— Saved entries —
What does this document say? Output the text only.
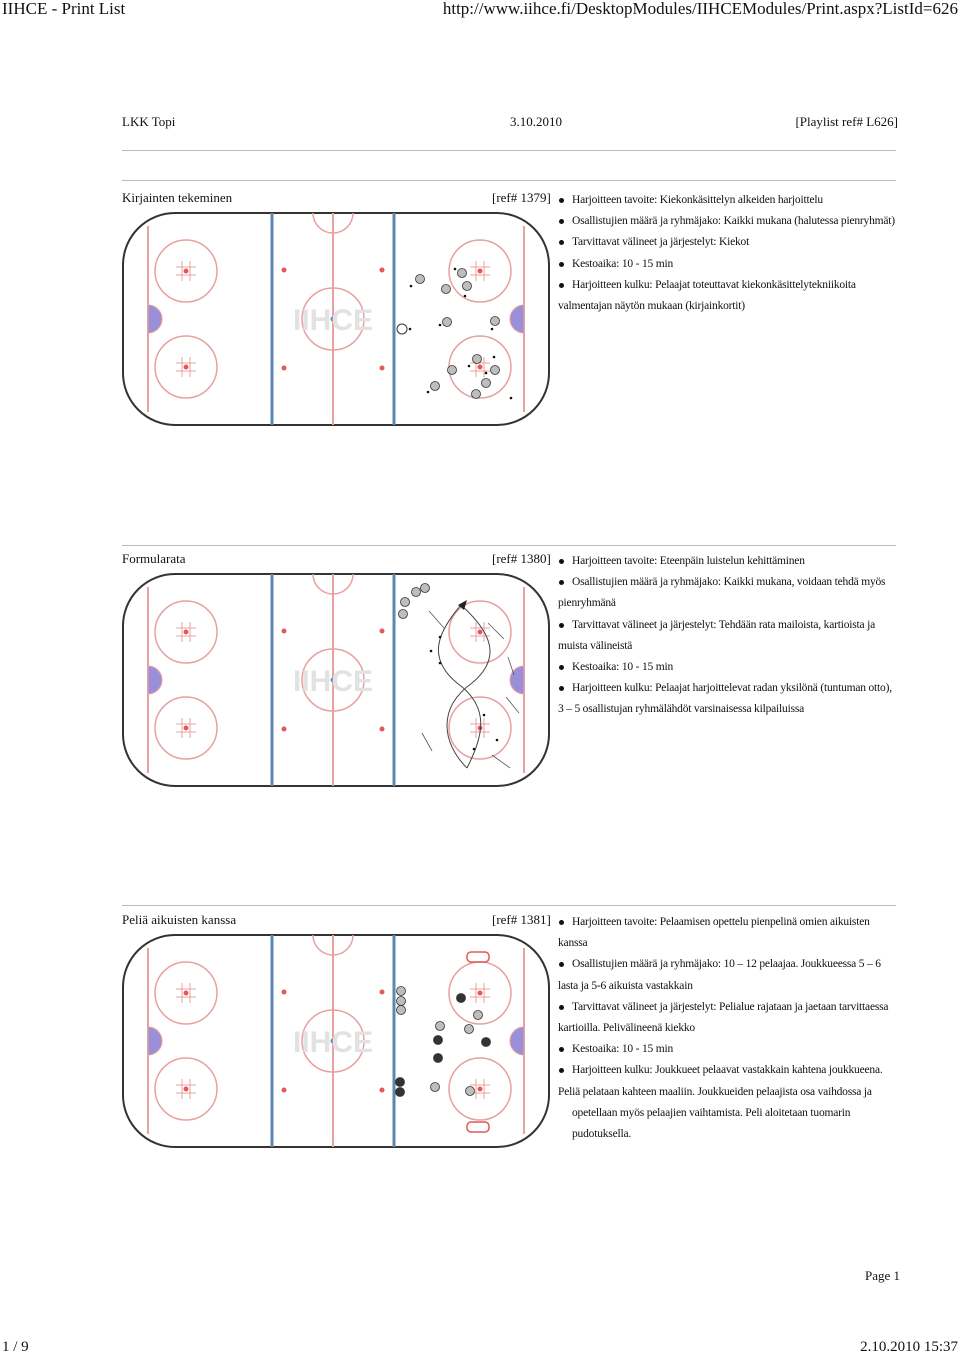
IIHCE - Print List	http://www.iihce.fi/DesktopModules/IIHCEModules/Print.aspx?ListId=626
LKK Topi	3.10.2010	[Playlist ref# L626]
Kirjainten tekeminen	[ref# 1379]
IIHCE
Harjoitteen tavoite: Kiekonkäsittelyn alkeiden harjoittelu
Osallistujien määrä ja ryhmäjako: Kaikki mukana (halutessa pienryhmät)
Tarvittavat välineet ja järjestelyt: Kiekot
Kestoaika: 10 - 15 min
Harjoitteen kulku: Pelaajat toteuttavat kiekonkäsittelytekniikoita
valmentajan näytön mukaan (kirjainkortit)
Formularata	[ref# 1380]
IIHCE
Harjoitteen tavoite: Eteenpäin luistelun kehittäminen
Osallistujien määrä ja ryhmäjako: Kaikki mukana, voidaan tehdä myös
pienryhmänä
Tarvittavat välineet ja järjestelyt: Tehdään rata mailoista, kartioista ja
muista välineistä
Kestoaika: 10 - 15 min
Harjoitteen kulku: Pelaajat harjoittelevat radan yksilönä (tuntuman otto),
3 – 5 osallistujan ryhmälähdöt varsinaisessa kilpailuissa
Peliä aikuisten kanssa	[ref# 1381]
IIHCE
Harjoitteen tavoite: Pelaamisen opettelu pienpelinä omien aikuisten
kanssa
Osallistujien määrä ja ryhmäjako: 10 – 12 pelaajaa. Joukkueessa 5 – 6
lasta ja 5-6 aikuista vastakkain
Tarvittavat välineet ja järjestelyt: Pelialue rajataan ja jaetaan tarvittaessa
kartioilla. Pelivälineenä kiekko
Kestoaika: 10 - 15 min
Harjoitteen kulku: Joukkueet pelaavat vastakkain kahtena joukkueena.
Peliä pelataan kahteen maaliin. Joukkueiden pelaajista osa vaihdossa ja opetellaan myös pelaajien vaihtamista. Peli aloitetaan tuomarin pudotuksella.
Page 1
1 / 9	2.10.2010 15:37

— TASK PROMPT —
Report the number of lines above that contain the word "välineet", and only that number.

— REPLY —
3